▶ **SUPPLIED TEXT**:
== Segment start ==

As much as I fantasize about social media being wiped out Tyler Durden–debt-style so we’re all living everything offline, Milton taught me that the mind can make a hell of any space, digital or otherwise. I’m watching My So-Called Life on Hulu, and I’m struck by how the characters are always moping in bed and sulking in the bathroom but never, ever scrolling. I wasn’t on social media in high school either, but I worried about being liked and doing well. Which is to say that a lot of my online problems are similar to my IRL ones — feeling unloved, overwhelmed, busy-bored, and anxious — and they probably aren’t going away anytime soon.

That doesn’t mean I can’t tilt the scales toward more analog interaction, though. With Nicole, I’m able to work through stuff I’d feel silly paying a co-pay for, and maybe even verbalizing, which is probably why I never utilize the audio-message feature (Nicole does leave me a few messages). I’d expected her to help me set goals, or send me guidelines for using social media, or have some sort of social-media-specific rubric, but it really felt more like standard, albeit somewhat generic, talk therapy: I would tell her what’s bothering me, she would reaffirm that it sounded bothersome, then ask me to elaborate.

Like my actual therapist — and the real-estate agent who sold us our house, and the stylist who cuts my hair, and most professionals I’ve worked with excluding a dog trainer — Nicole never tells me what to do. She gives me suggestions: logging onto each platform just twice a day and seeing what that feels like; envisioning “not looking towards anyone for approval, feeling very secure with minimal insecurities and not perseverating on things”; changing my settings on Facebook to get alerts when only my close friends post, so I don’t worry about missing out on something important.

== Segment end ==

▶ **RECORD SET**:
== Segment start ==

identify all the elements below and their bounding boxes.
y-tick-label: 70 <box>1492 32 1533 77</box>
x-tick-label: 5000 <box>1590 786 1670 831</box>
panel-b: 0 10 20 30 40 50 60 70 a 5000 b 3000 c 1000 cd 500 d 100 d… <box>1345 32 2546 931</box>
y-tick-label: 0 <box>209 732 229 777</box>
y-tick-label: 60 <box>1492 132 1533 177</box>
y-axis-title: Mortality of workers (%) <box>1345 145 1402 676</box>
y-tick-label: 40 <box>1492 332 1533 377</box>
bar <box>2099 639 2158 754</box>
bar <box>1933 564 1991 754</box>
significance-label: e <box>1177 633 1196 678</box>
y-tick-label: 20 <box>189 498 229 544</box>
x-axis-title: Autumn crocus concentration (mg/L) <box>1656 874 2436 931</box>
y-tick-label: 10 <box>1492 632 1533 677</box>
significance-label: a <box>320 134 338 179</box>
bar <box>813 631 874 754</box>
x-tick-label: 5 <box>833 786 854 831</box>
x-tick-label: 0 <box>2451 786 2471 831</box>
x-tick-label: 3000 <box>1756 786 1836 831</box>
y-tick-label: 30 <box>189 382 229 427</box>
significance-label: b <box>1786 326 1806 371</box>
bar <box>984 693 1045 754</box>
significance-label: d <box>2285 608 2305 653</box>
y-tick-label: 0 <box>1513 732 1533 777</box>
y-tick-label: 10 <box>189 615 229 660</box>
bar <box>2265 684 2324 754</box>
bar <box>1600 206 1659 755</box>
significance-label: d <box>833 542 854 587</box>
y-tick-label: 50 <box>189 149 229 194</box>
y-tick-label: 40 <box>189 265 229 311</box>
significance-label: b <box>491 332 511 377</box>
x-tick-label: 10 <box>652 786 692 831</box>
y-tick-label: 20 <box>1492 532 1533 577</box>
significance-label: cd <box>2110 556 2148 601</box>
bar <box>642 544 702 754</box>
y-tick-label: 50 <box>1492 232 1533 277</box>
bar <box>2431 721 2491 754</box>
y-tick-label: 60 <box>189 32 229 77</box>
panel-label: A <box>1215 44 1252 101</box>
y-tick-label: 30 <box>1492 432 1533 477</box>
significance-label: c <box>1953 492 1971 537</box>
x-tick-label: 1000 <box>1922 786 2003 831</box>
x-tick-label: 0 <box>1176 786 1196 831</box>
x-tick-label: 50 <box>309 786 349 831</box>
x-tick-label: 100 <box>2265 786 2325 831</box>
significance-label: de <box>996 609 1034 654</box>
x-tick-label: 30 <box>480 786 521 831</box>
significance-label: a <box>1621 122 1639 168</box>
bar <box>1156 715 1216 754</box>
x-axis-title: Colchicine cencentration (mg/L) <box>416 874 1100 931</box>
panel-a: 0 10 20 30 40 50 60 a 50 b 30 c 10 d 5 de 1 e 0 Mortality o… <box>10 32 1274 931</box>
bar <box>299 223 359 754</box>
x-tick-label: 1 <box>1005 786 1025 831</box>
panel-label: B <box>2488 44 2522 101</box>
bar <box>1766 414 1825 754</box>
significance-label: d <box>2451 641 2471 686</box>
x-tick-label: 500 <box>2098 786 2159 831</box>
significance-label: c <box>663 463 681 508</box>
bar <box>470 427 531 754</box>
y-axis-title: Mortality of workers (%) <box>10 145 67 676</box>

== Segment end ==

▶ **EXERCISE AIM**: In the supplied text on social media and therapy, which feature does the writer say they never use with Nicole?

▶ **RESULT FOR THIS EXERCISE**: The audio-message feature.